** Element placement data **
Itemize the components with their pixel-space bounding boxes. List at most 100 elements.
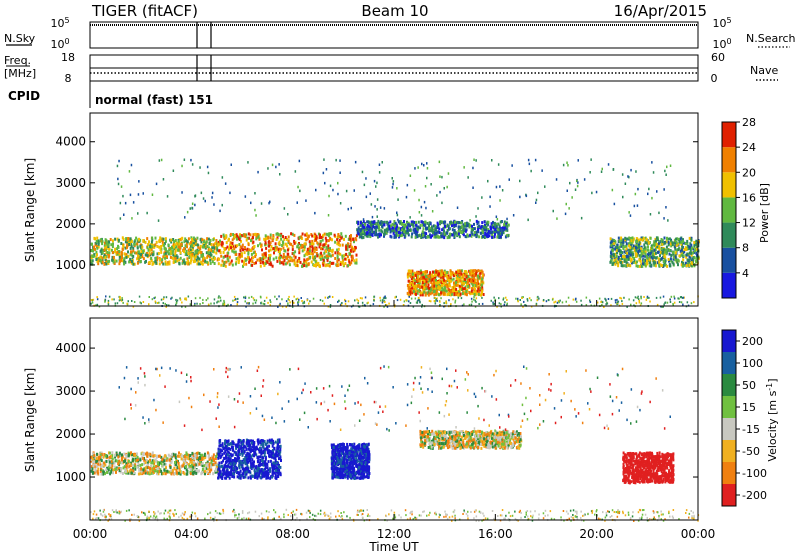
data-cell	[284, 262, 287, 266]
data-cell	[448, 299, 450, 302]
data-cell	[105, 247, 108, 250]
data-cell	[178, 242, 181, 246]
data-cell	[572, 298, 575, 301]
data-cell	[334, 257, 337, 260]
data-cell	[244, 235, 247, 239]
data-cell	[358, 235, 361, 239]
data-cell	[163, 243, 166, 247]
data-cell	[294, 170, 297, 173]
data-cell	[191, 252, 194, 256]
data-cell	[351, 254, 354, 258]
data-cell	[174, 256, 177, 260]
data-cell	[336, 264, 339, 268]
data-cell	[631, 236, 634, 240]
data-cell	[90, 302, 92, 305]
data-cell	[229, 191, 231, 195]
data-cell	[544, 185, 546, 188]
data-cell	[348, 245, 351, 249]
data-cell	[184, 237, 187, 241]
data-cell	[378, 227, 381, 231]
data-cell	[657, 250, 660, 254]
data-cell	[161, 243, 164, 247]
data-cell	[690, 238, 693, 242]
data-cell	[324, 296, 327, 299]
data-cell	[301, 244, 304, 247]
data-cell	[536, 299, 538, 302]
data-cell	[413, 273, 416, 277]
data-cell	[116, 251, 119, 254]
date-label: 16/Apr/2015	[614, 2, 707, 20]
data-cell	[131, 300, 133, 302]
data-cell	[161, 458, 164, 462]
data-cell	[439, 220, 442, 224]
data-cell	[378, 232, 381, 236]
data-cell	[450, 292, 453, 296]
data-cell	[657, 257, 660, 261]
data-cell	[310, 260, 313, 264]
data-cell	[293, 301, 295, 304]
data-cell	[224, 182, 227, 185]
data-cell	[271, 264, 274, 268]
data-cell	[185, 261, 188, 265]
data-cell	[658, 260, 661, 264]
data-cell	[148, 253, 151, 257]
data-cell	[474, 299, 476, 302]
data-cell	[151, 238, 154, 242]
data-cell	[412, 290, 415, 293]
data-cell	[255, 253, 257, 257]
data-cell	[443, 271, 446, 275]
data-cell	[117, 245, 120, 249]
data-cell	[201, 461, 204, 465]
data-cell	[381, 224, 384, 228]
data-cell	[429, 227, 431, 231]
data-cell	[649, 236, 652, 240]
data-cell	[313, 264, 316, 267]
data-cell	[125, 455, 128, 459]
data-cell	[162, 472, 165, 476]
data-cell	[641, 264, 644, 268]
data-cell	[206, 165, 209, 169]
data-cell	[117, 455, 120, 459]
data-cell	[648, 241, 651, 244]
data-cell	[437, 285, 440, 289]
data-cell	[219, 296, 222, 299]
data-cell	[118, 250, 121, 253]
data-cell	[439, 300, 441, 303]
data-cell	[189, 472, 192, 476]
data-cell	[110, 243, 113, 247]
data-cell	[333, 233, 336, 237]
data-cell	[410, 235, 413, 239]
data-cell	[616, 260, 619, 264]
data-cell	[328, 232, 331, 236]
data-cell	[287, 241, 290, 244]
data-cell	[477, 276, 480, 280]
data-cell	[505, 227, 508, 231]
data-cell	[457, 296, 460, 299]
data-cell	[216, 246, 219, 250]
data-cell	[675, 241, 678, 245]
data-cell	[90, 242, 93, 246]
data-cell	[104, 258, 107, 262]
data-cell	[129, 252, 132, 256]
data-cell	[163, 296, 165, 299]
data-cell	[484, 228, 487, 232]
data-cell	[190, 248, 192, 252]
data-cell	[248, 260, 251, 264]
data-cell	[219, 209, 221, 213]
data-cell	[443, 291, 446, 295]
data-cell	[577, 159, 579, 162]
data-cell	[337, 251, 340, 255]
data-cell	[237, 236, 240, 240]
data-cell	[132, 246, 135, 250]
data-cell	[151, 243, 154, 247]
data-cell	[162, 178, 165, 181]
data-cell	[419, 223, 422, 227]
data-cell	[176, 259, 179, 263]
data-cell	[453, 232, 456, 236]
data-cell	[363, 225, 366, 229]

** TASK DETAILS **
Please print all of the data above character for character, leaving out the pictures.

** RESPONSE TO THE TASK **
Itemize the components with their pixel-space bounding boxes. List at most 100 elements.
data-cell	[284, 262, 287, 266]
data-cell	[448, 299, 450, 302]
data-cell	[105, 247, 108, 250]
data-cell	[178, 242, 181, 246]
data-cell	[572, 298, 575, 301]
data-cell	[334, 257, 337, 260]
data-cell	[244, 235, 247, 239]
data-cell	[358, 235, 361, 239]
data-cell	[163, 243, 166, 247]
data-cell	[294, 170, 297, 173]
data-cell	[191, 252, 194, 256]
data-cell	[351, 254, 354, 258]
data-cell	[174, 256, 177, 260]
data-cell	[336, 264, 339, 268]
data-cell	[631, 236, 634, 240]
data-cell	[90, 302, 92, 305]
data-cell	[229, 191, 231, 195]
data-cell	[544, 185, 546, 188]
data-cell	[348, 245, 351, 249]
data-cell	[184, 237, 187, 241]
data-cell	[378, 227, 381, 231]
data-cell	[657, 250, 660, 254]
data-cell	[161, 243, 164, 247]
data-cell	[690, 238, 693, 242]
data-cell	[324, 296, 327, 299]
data-cell	[301, 244, 304, 247]
data-cell	[536, 299, 538, 302]
data-cell	[413, 273, 416, 277]
data-cell	[116, 251, 119, 254]
date-label: 16/Apr/2015	[614, 2, 707, 20]
data-cell	[131, 300, 133, 302]
data-cell	[161, 458, 164, 462]
data-cell	[439, 220, 442, 224]
data-cell	[378, 232, 381, 236]
data-cell	[450, 292, 453, 296]
data-cell	[657, 257, 660, 261]
data-cell	[310, 260, 313, 264]
data-cell	[293, 301, 295, 304]
data-cell	[224, 182, 227, 185]
data-cell	[271, 264, 274, 268]
data-cell	[185, 261, 188, 265]
data-cell	[658, 260, 661, 264]
data-cell	[148, 253, 151, 257]
data-cell	[474, 299, 476, 302]
data-cell	[151, 238, 154, 242]
data-cell	[412, 290, 415, 293]
data-cell	[255, 253, 257, 257]
data-cell	[443, 271, 446, 275]
data-cell	[117, 245, 120, 249]
data-cell	[201, 461, 204, 465]
data-cell	[381, 224, 384, 228]
data-cell	[429, 227, 431, 231]
data-cell	[649, 236, 652, 240]
data-cell	[313, 264, 316, 267]
data-cell	[125, 455, 128, 459]
data-cell	[162, 472, 165, 476]
data-cell	[641, 264, 644, 268]
data-cell	[206, 165, 209, 169]
data-cell	[117, 455, 120, 459]
data-cell	[648, 241, 651, 244]
data-cell	[437, 285, 440, 289]
data-cell	[219, 296, 222, 299]
data-cell	[118, 250, 121, 253]
data-cell	[439, 300, 441, 303]
data-cell	[189, 472, 192, 476]
data-cell	[110, 243, 113, 247]
data-cell	[333, 233, 336, 237]
data-cell	[410, 235, 413, 239]
data-cell	[616, 260, 619, 264]
data-cell	[328, 232, 331, 236]
data-cell	[287, 241, 290, 244]
data-cell	[477, 276, 480, 280]
data-cell	[505, 227, 508, 231]
data-cell	[457, 296, 460, 299]
data-cell	[216, 246, 219, 250]
data-cell	[675, 241, 678, 245]
data-cell	[90, 242, 93, 246]
data-cell	[104, 258, 107, 262]
data-cell	[129, 252, 132, 256]
data-cell	[163, 296, 165, 299]
data-cell	[484, 228, 487, 232]
data-cell	[190, 248, 192, 252]
data-cell	[248, 260, 251, 264]
data-cell	[219, 209, 221, 213]
data-cell	[443, 291, 446, 295]
data-cell	[577, 159, 579, 162]
data-cell	[337, 251, 340, 255]
data-cell	[237, 236, 240, 240]
data-cell	[132, 246, 135, 250]
data-cell	[151, 243, 154, 247]
data-cell	[162, 178, 165, 181]
data-cell	[419, 223, 422, 227]
data-cell	[176, 259, 179, 263]
data-cell	[453, 232, 456, 236]
data-cell	[363, 225, 366, 229]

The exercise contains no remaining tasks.